§ **GIVEN PROBLEM**: Please write out the material below exactly as given.

-*-

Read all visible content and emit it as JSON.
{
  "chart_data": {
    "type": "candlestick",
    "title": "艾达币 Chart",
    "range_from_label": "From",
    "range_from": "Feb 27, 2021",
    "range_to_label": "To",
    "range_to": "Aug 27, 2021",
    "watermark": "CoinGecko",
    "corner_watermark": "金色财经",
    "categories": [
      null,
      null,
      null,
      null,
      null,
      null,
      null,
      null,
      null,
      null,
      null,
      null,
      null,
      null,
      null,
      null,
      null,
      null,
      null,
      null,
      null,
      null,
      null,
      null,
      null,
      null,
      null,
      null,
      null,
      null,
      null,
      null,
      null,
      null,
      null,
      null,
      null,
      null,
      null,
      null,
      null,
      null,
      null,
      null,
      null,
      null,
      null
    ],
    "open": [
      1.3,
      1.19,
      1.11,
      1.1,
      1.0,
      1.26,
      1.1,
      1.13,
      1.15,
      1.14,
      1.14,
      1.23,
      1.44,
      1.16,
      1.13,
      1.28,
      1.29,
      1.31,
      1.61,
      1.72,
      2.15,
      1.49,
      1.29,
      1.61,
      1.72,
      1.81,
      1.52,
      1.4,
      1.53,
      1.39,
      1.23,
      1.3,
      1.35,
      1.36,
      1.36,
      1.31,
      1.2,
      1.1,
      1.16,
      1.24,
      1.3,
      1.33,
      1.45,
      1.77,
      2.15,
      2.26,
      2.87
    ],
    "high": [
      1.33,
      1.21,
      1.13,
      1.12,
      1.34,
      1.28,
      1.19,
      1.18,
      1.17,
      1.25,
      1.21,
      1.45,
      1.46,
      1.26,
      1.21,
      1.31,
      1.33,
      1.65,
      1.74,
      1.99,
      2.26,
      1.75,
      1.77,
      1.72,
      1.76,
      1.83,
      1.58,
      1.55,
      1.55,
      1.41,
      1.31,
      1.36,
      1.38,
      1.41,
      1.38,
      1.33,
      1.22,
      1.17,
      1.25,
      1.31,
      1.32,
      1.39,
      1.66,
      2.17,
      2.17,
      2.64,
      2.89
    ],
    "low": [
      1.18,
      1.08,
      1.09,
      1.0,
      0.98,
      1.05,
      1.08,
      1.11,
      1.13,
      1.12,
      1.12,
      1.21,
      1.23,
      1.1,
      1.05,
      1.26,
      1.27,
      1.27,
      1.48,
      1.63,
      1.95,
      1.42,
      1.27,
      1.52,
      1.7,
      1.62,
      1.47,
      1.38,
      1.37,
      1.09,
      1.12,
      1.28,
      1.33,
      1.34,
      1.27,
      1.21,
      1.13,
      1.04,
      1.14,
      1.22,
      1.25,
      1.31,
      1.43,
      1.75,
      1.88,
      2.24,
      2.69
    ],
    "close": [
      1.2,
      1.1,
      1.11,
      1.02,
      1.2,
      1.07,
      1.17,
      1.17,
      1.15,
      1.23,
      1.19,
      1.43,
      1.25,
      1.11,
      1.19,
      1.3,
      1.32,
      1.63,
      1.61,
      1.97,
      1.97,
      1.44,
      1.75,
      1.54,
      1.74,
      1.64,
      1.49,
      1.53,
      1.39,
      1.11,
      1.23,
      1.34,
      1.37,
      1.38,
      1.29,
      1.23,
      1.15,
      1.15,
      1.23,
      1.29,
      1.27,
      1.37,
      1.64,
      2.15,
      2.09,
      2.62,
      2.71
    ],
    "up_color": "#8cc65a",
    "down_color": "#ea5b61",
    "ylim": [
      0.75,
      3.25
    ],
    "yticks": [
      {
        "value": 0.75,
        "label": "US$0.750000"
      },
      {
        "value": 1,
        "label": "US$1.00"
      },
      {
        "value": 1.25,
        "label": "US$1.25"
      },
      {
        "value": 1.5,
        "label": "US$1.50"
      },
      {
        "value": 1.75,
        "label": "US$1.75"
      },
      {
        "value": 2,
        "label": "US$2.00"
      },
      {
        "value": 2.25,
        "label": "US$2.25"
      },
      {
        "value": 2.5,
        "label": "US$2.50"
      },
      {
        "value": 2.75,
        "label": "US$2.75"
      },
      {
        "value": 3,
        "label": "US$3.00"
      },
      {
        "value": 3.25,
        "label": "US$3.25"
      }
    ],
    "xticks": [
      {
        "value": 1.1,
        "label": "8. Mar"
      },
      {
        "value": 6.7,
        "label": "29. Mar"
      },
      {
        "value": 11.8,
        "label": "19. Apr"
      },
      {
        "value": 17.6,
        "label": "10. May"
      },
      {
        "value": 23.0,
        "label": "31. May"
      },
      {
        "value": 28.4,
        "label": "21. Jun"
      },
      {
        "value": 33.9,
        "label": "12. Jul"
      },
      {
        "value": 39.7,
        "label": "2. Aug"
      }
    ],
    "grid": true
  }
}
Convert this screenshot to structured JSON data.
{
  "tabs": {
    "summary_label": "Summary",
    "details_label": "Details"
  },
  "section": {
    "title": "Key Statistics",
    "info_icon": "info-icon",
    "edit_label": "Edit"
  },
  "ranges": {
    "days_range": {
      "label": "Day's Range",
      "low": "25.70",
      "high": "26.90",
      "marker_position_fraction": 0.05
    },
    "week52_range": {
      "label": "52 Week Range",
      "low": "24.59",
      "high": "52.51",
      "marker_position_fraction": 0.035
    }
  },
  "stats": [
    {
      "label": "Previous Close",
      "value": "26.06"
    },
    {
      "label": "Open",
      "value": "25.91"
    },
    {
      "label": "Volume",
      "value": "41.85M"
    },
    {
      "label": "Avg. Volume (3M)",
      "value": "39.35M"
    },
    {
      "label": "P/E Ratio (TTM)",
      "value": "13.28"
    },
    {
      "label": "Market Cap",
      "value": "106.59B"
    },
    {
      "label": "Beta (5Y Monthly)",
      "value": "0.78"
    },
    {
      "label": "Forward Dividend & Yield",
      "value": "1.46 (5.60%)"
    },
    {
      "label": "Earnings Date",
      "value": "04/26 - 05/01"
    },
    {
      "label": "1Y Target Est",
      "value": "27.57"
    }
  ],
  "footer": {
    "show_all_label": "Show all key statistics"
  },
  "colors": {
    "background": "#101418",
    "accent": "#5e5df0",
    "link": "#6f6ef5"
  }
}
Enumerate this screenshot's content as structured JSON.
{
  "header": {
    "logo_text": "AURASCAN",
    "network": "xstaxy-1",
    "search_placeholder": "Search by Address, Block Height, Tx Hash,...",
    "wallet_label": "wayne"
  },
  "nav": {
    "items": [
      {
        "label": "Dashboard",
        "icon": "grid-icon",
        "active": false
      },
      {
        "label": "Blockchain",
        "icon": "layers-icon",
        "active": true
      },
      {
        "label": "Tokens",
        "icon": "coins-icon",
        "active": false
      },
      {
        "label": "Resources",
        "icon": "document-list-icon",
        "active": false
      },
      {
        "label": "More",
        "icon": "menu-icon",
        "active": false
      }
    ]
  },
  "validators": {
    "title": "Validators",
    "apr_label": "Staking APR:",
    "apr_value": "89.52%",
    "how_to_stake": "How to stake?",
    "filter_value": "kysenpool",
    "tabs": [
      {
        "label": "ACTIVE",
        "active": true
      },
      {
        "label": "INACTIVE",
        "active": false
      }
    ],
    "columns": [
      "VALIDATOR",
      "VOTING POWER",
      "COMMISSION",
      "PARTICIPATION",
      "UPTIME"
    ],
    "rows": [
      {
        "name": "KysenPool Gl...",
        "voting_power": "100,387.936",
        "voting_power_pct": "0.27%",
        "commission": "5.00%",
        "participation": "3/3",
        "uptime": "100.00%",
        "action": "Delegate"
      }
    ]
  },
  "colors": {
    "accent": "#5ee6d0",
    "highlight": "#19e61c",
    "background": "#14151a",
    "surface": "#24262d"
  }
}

-*-

§ **EXERCISE RESULT**:
Read all visible content and emit it as JSON.
{
  "chart_data": {
    "type": "candlestick",
    "title": "艾达币 Chart",
    "range_from_label": "From",
    "range_from": "Feb 27, 2021",
    "range_to_label": "To",
    "range_to": "Aug 27, 2021",
    "watermark": "CoinGecko",
    "corner_watermark": "金色财经",
    "categories": [
      null,
      null,
      null,
      null,
      null,
      null,
      null,
      null,
      null,
      null,
      null,
      null,
      null,
      null,
      null,
      null,
      null,
      null,
      null,
      null,
      null,
      null,
      null,
      null,
      null,
      null,
      null,
      null,
      null,
      null,
      null,
      null,
      null,
      null,
      null,
      null,
      null,
      null,
      null,
      null,
      null,
      null,
      null,
      null,
      null,
      null,
      null
    ],
    "open": [
      1.3,
      1.19,
      1.11,
      1.1,
      1.0,
      1.26,
      1.1,
      1.13,
      1.15,
      1.14,
      1.14,
      1.23,
      1.44,
      1.16,
      1.13,
      1.28,
      1.29,
      1.31,
      1.61,
      1.72,
      2.15,
      1.49,
      1.29,
      1.61,
      1.72,
      1.81,
      1.52,
      1.4,
      1.53,
      1.39,
      1.23,
      1.3,
      1.35,
      1.36,
      1.36,
      1.31,
      1.2,
      1.1,
      1.16,
      1.24,
      1.3,
      1.33,
      1.45,
      1.77,
      2.15,
      2.26,
      2.87
    ],
    "high": [
      1.33,
      1.21,
      1.13,
      1.12,
      1.34,
      1.28,
      1.19,
      1.18,
      1.17,
      1.25,
      1.21,
      1.45,
      1.46,
      1.26,
      1.21,
      1.31,
      1.33,
      1.65,
      1.74,
      1.99,
      2.26,
      1.75,
      1.77,
      1.72,
      1.76,
      1.83,
      1.58,
      1.55,
      1.55,
      1.41,
      1.31,
      1.36,
      1.38,
      1.41,
      1.38,
      1.33,
      1.22,
      1.17,
      1.25,
      1.31,
      1.32,
      1.39,
      1.66,
      2.17,
      2.17,
      2.64,
      2.89
    ],
    "low": [
      1.18,
      1.08,
      1.09,
      1.0,
      0.98,
      1.05,
      1.08,
      1.11,
      1.13,
      1.12,
      1.12,
      1.21,
      1.23,
      1.1,
      1.05,
      1.26,
      1.27,
      1.27,
      1.48,
      1.63,
      1.95,
      1.42,
      1.27,
      1.52,
      1.7,
      1.62,
      1.47,
      1.38,
      1.37,
      1.09,
      1.12,
      1.28,
      1.33,
      1.34,
      1.27,
      1.21,
      1.13,
      1.04,
      1.14,
      1.22,
      1.25,
      1.31,
      1.43,
      1.75,
      1.88,
      2.24,
      2.69
    ],
    "close": [
      1.2,
      1.1,
      1.11,
      1.02,
      1.2,
      1.07,
      1.17,
      1.17,
      1.15,
      1.23,
      1.19,
      1.43,
      1.25,
      1.11,
      1.19,
      1.3,
      1.32,
      1.63,
      1.61,
      1.97,
      1.97,
      1.44,
      1.75,
      1.54,
      1.74,
      1.64,
      1.49,
      1.53,
      1.39,
      1.11,
      1.23,
      1.34,
      1.37,
      1.38,
      1.29,
      1.23,
      1.15,
      1.15,
      1.23,
      1.29,
      1.27,
      1.37,
      1.64,
      2.15,
      2.09,
      2.62,
      2.71
    ],
    "up_color": "#8cc65a",
    "down_color": "#ea5b61",
    "ylim": [
      0.75,
      3.25
    ],
    "yticks": [
      {
        "value": 0.75,
        "label": "US$0.750000"
      },
      {
        "value": 1,
        "label": "US$1.00"
      },
      {
        "value": 1.25,
        "label": "US$1.25"
      },
      {
        "value": 1.5,
        "label": "US$1.50"
      },
      {
        "value": 1.75,
        "label": "US$1.75"
      },
      {
        "value": 2,
        "label": "US$2.00"
      },
      {
        "value": 2.25,
        "label": "US$2.25"
      },
      {
        "value": 2.5,
        "label": "US$2.50"
      },
      {
        "value": 2.75,
        "label": "US$2.75"
      },
      {
        "value": 3,
        "label": "US$3.00"
      },
      {
        "value": 3.25,
        "label": "US$3.25"
      }
    ],
    "xticks": [
      {
        "value": 1.1,
        "label": "8. Mar"
      },
      {
        "value": 6.7,
        "label": "29. Mar"
      },
      {
        "value": 11.8,
        "label": "19. Apr"
      },
      {
        "value": 17.6,
        "label": "10. May"
      },
      {
        "value": 23.0,
        "label": "31. May"
      },
      {
        "value": 28.4,
        "label": "21. Jun"
      },
      {
        "value": 33.9,
        "label": "12. Jul"
      },
      {
        "value": 39.7,
        "label": "2. Aug"
      }
    ],
    "grid": true
  }
}
Convert this screenshot to structured JSON data.
{
  "tabs": {
    "summary_label": "Summary",
    "details_label": "Details"
  },
  "section": {
    "title": "Key Statistics",
    "info_icon": "info-icon",
    "edit_label": "Edit"
  },
  "ranges": {
    "days_range": {
      "label": "Day's Range",
      "low": "25.70",
      "high": "26.90",
      "marker_position_fraction": 0.05
    },
    "week52_range": {
      "label": "52 Week Range",
      "low": "24.59",
      "high": "52.51",
      "marker_position_fraction": 0.035
    }
  },
  "stats": [
    {
      "label": "Previous Close",
      "value": "26.06"
    },
    {
      "label": "Open",
      "value": "25.91"
    },
    {
      "label": "Volume",
      "value": "41.85M"
    },
    {
      "label": "Avg. Volume (3M)",
      "value": "39.35M"
    },
    {
      "label": "P/E Ratio (TTM)",
      "value": "13.28"
    },
    {
      "label": "Market Cap",
      "value": "106.59B"
    },
    {
      "label": "Beta (5Y Monthly)",
      "value": "0.78"
    },
    {
      "label": "Forward Dividend & Yield",
      "value": "1.46 (5.60%)"
    },
    {
      "label": "Earnings Date",
      "value": "04/26 - 05/01"
    },
    {
      "label": "1Y Target Est",
      "value": "27.57"
    }
  ],
  "footer": {
    "show_all_label": "Show all key statistics"
  },
  "colors": {
    "background": "#101418",
    "accent": "#5e5df0",
    "link": "#6f6ef5"
  }
}
Enumerate this screenshot's content as structured JSON.
{
  "header": {
    "logo_text": "AURASCAN",
    "network": "xstaxy-1",
    "search_placeholder": "Search by Address, Block Height, Tx Hash,...",
    "wallet_label": "wayne"
  },
  "nav": {
    "items": [
      {
        "label": "Dashboard",
        "icon": "grid-icon",
        "active": false
      },
      {
        "label": "Blockchain",
        "icon": "layers-icon",
        "active": true
      },
      {
        "label": "Tokens",
        "icon": "coins-icon",
        "active": false
      },
      {
        "label": "Resources",
        "icon": "document-list-icon",
        "active": false
      },
      {
        "label": "More",
        "icon": "menu-icon",
        "active": false
      }
    ]
  },
  "validators": {
    "title": "Validators",
    "apr_label": "Staking APR:",
    "apr_value": "89.52%",
    "how_to_stake": "How to stake?",
    "filter_value": "kysenpool",
    "tabs": [
      {
        "label": "ACTIVE",
        "active": true
      },
      {
        "label": "INACTIVE",
        "active": false
      }
    ],
    "columns": [
      "VALIDATOR",
      "VOTING POWER",
      "COMMISSION",
      "PARTICIPATION",
      "UPTIME"
    ],
    "rows": [
      {
        "name": "KysenPool Gl...",
        "voting_power": "100,387.936",
        "voting_power_pct": "0.27%",
        "commission": "5.00%",
        "participation": "3/3",
        "uptime": "100.00%",
        "action": "Delegate"
      }
    ]
  },
  "colors": {
    "accent": "#5ee6d0",
    "highlight": "#19e61c",
    "background": "#14151a",
    "surface": "#24262d"
  }
}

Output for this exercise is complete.